__What you are asked to do__: Answer with a single number: how many lines in the listing below include "JSON"?

__Given records__:
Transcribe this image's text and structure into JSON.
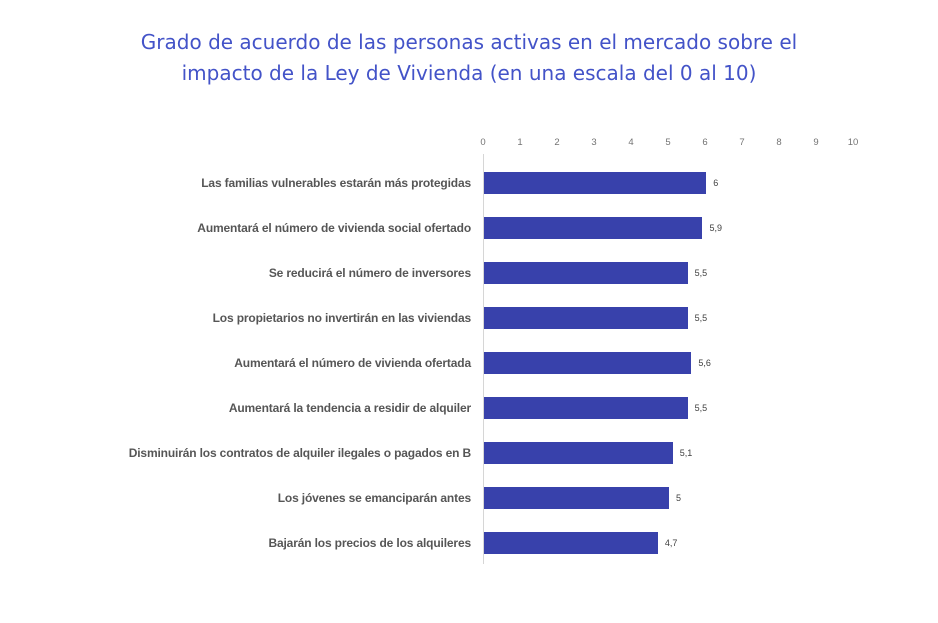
{
  "colors": {
    "title": "#4353C8",
    "bar": "#3841AB",
    "category_label": "#565656",
    "value_label": "#3F3F3F",
    "tick_label": "#737373",
    "axis_line": "#D6D6D6",
    "background": "#FFFFFF"
  },
  "chart_data": {
    "type": "bar",
    "orientation": "horizontal",
    "title": "Grado de acuerdo de las personas activas en el mercado sobre el impacto de la Ley de Vivienda (en una escala del 0 al 10)",
    "categories": [
      "Las familias vulnerables estarán más protegidas",
      "Aumentará el número de vivienda social ofertado",
      "Se reducirá el número de inversores",
      "Los propietarios no invertirán en las viviendas",
      "Aumentará el número de vivienda ofertada",
      "Aumentará la tendencia a residir de alquiler",
      "Disminuirán los contratos de alquiler ilegales o pagados en B",
      "Los jóvenes se emanciparán antes",
      "Bajarán los precios de los alquileres"
    ],
    "values": [
      6,
      5.9,
      5.5,
      5.5,
      5.6,
      5.5,
      5.1,
      5,
      4.7
    ],
    "value_labels": [
      "6",
      "5,9",
      "5,5",
      "5,5",
      "5,6",
      "5,5",
      "5,1",
      "5",
      "4,7"
    ],
    "xlim": [
      0,
      10
    ],
    "x_ticks": [
      0,
      1,
      2,
      3,
      4,
      5,
      6,
      7,
      8,
      9,
      10
    ],
    "xlabel": "",
    "ylabel": "",
    "grid": false,
    "legend": false,
    "axis_position": "top",
    "bar_color": "#3841AB"
  }
}
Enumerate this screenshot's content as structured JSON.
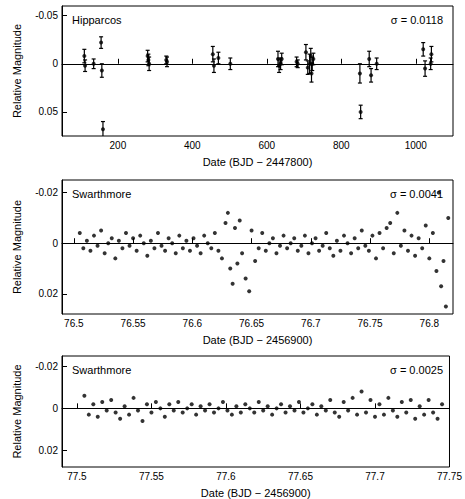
{
  "chart_data": [
    {
      "type": "scatter",
      "annotations": [
        "Hipparcos",
        "σ = 0.0118"
      ],
      "x_label": "Date (BJD − 2447800)",
      "y_label": "Relative Magnitude",
      "color": "#000000",
      "marker": "circle",
      "reference_line": 0,
      "xlim": [
        50,
        1100
      ],
      "xticks": [
        200,
        400,
        600,
        800,
        1000
      ],
      "ylim": [
        0.075,
        -0.06
      ],
      "yticks": [
        -0.05,
        0,
        0.05
      ],
      "x": [
        110,
        112,
        135,
        155,
        157,
        160,
        280,
        282,
        284,
        330,
        332,
        455,
        458,
        470,
        502,
        630,
        633,
        637,
        640,
        680,
        683,
        705,
        710,
        715,
        718,
        720,
        722,
        725,
        850,
        852,
        875,
        880,
        895,
        1020,
        1025,
        1040,
        1042
      ],
      "values": [
        -0.008,
        0.002,
        0.0,
        -0.022,
        0.007,
        0.068,
        -0.008,
        -0.004,
        0.0,
        -0.004,
        -0.002,
        -0.01,
        0.002,
        -0.006,
        0.0,
        -0.005,
        0.002,
        0.0,
        -0.005,
        -0.002,
        0.0,
        -0.012,
        0.004,
        0.0,
        -0.008,
        0.01,
        0.0,
        -0.005,
        0.01,
        0.05,
        -0.005,
        0.012,
        0.0,
        -0.015,
        0.005,
        0.0,
        -0.01
      ],
      "errors": [
        0.007,
        0.006,
        0.005,
        0.006,
        0.007,
        0.008,
        0.006,
        0.006,
        0.007,
        0.004,
        0.005,
        0.008,
        0.007,
        0.006,
        0.006,
        0.008,
        0.007,
        0.006,
        0.006,
        0.005,
        0.004,
        0.008,
        0.007,
        0.01,
        0.008,
        0.009,
        0.007,
        0.006,
        0.01,
        0.007,
        0.008,
        0.007,
        0.006,
        0.007,
        0.008,
        0.006,
        0.008
      ]
    },
    {
      "type": "scatter",
      "annotations": [
        "Swarthmore",
        "σ = 0.0041"
      ],
      "x_label": "Date (BJD − 2456900)",
      "y_label": "Relative Magnitude",
      "color": "#000000",
      "marker": "circle",
      "reference_line": 0,
      "xlim": [
        76.49,
        76.82
      ],
      "xticks": [
        76.5,
        76.55,
        76.6,
        76.65,
        76.7,
        76.75,
        76.8
      ],
      "ylim": [
        0.028,
        -0.025
      ],
      "yticks": [
        -0.02,
        0,
        0.02
      ],
      "x": [
        76.505,
        76.508,
        76.511,
        76.514,
        76.517,
        76.52,
        76.523,
        76.526,
        76.529,
        76.532,
        76.535,
        76.538,
        76.541,
        76.544,
        76.547,
        76.55,
        76.553,
        76.556,
        76.559,
        76.562,
        76.565,
        76.568,
        76.571,
        76.574,
        76.577,
        76.58,
        76.583,
        76.586,
        76.589,
        76.592,
        76.595,
        76.598,
        76.601,
        76.604,
        76.607,
        76.61,
        76.613,
        76.616,
        76.619,
        76.622,
        76.625,
        76.628,
        76.63,
        76.632,
        76.634,
        76.636,
        76.638,
        76.64,
        76.642,
        76.645,
        76.648,
        76.65,
        76.653,
        76.656,
        76.659,
        76.662,
        76.665,
        76.668,
        76.671,
        76.674,
        76.677,
        76.68,
        76.683,
        76.686,
        76.689,
        76.692,
        76.695,
        76.698,
        76.701,
        76.704,
        76.707,
        76.71,
        76.713,
        76.716,
        76.719,
        76.722,
        76.725,
        76.728,
        76.731,
        76.734,
        76.737,
        76.74,
        76.743,
        76.746,
        76.749,
        76.752,
        76.755,
        76.758,
        76.761,
        76.764,
        76.767,
        76.77,
        76.773,
        76.776,
        76.779,
        76.782,
        76.785,
        76.788,
        76.791,
        76.794,
        76.797,
        76.8,
        76.803,
        76.806,
        76.808,
        76.81,
        76.812,
        76.814,
        76.816
      ],
      "values": [
        -0.004,
        0.002,
        -0.001,
        0.003,
        -0.003,
        0.001,
        -0.005,
        0.004,
        0.0,
        -0.002,
        0.006,
        -0.001,
        0.002,
        -0.004,
        0.001,
        -0.002,
        0.003,
        -0.003,
        0.0,
        0.005,
        -0.001,
        0.002,
        -0.004,
        0.001,
        0.003,
        -0.002,
        0.0,
        0.004,
        -0.003,
        0.002,
        -0.001,
        0.003,
        -0.002,
        0.001,
        0.004,
        -0.003,
        0.0,
        0.002,
        -0.004,
        0.003,
        0.006,
        -0.008,
        -0.012,
        0.01,
        0.016,
        -0.006,
        0.008,
        -0.009,
        0.004,
        0.014,
        0.019,
        -0.005,
        0.007,
        0.002,
        -0.004,
        0.003,
        0.0,
        -0.002,
        0.004,
        0.001,
        -0.003,
        0.002,
        0.0,
        -0.002,
        0.003,
        0.001,
        -0.003,
        0.004,
        0.0,
        -0.002,
        0.003,
        0.001,
        -0.004,
        0.002,
        0.005,
        -0.001,
        0.003,
        -0.003,
        0.0,
        0.004,
        -0.002,
        0.002,
        -0.005,
        0.001,
        0.003,
        -0.003,
        0.006,
        -0.004,
        0.002,
        -0.006,
        -0.008,
        0.004,
        -0.012,
        0.001,
        -0.005,
        0.003,
        -0.003,
        0.005,
        -0.002,
        0.002,
        -0.007,
        0.006,
        -0.004,
        0.011,
        -0.02,
        0.017,
        0.007,
        0.025,
        -0.01
      ]
    },
    {
      "type": "scatter",
      "annotations": [
        "Swarthmore",
        "σ = 0.0025"
      ],
      "x_label": "Date (BJD − 2456900)",
      "y_label": "Relative Magnitude",
      "color": "#000000",
      "marker": "circle",
      "reference_line": 0,
      "xlim": [
        77.49,
        77.75
      ],
      "xticks": [
        77.5,
        77.55,
        77.6,
        77.65,
        77.7,
        77.75
      ],
      "ylim": [
        0.028,
        -0.025
      ],
      "yticks": [
        -0.02,
        0,
        0.02
      ],
      "x": [
        77.505,
        77.508,
        77.511,
        77.514,
        77.517,
        77.52,
        77.523,
        77.526,
        77.529,
        77.532,
        77.535,
        77.538,
        77.541,
        77.544,
        77.547,
        77.55,
        77.553,
        77.556,
        77.559,
        77.562,
        77.565,
        77.568,
        77.571,
        77.574,
        77.577,
        77.58,
        77.583,
        77.586,
        77.589,
        77.592,
        77.595,
        77.598,
        77.601,
        77.604,
        77.607,
        77.61,
        77.613,
        77.616,
        77.619,
        77.622,
        77.625,
        77.628,
        77.631,
        77.634,
        77.637,
        77.64,
        77.643,
        77.646,
        77.649,
        77.652,
        77.655,
        77.658,
        77.661,
        77.664,
        77.667,
        77.67,
        77.673,
        77.676,
        77.679,
        77.682,
        77.685,
        77.688,
        77.691,
        77.694,
        77.697,
        77.7,
        77.703,
        77.706,
        77.709,
        77.712,
        77.715,
        77.718,
        77.721,
        77.724,
        77.727,
        77.73,
        77.733,
        77.736,
        77.739,
        77.742,
        77.745
      ],
      "values": [
        -0.006,
        0.003,
        -0.002,
        0.004,
        -0.003,
        0.001,
        -0.004,
        0.002,
        0.005,
        -0.001,
        0.003,
        -0.005,
        0.001,
        0.006,
        -0.002,
        0.002,
        -0.003,
        0.0,
        0.004,
        -0.002,
        0.001,
        -0.003,
        0.002,
        0.0,
        -0.002,
        0.003,
        -0.001,
        0.001,
        -0.002,
        0.002,
        0.0,
        -0.003,
        0.001,
        0.003,
        -0.001,
        0.002,
        -0.002,
        0.0,
        0.002,
        -0.003,
        0.001,
        -0.001,
        0.003,
        0.0,
        -0.002,
        0.002,
        -0.001,
        0.001,
        -0.003,
        0.002,
        0.0,
        -0.002,
        0.003,
        -0.001,
        0.001,
        -0.004,
        0.002,
        0.004,
        -0.003,
        0.001,
        -0.005,
        0.003,
        -0.008,
        0.002,
        -0.004,
        0.004,
        -0.002,
        0.003,
        -0.005,
        0.001,
        0.004,
        -0.003,
        0.002,
        -0.004,
        0.005,
        -0.001,
        0.003,
        -0.004,
        0.002,
        0.005,
        -0.002
      ]
    }
  ]
}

__Problem solution__: 2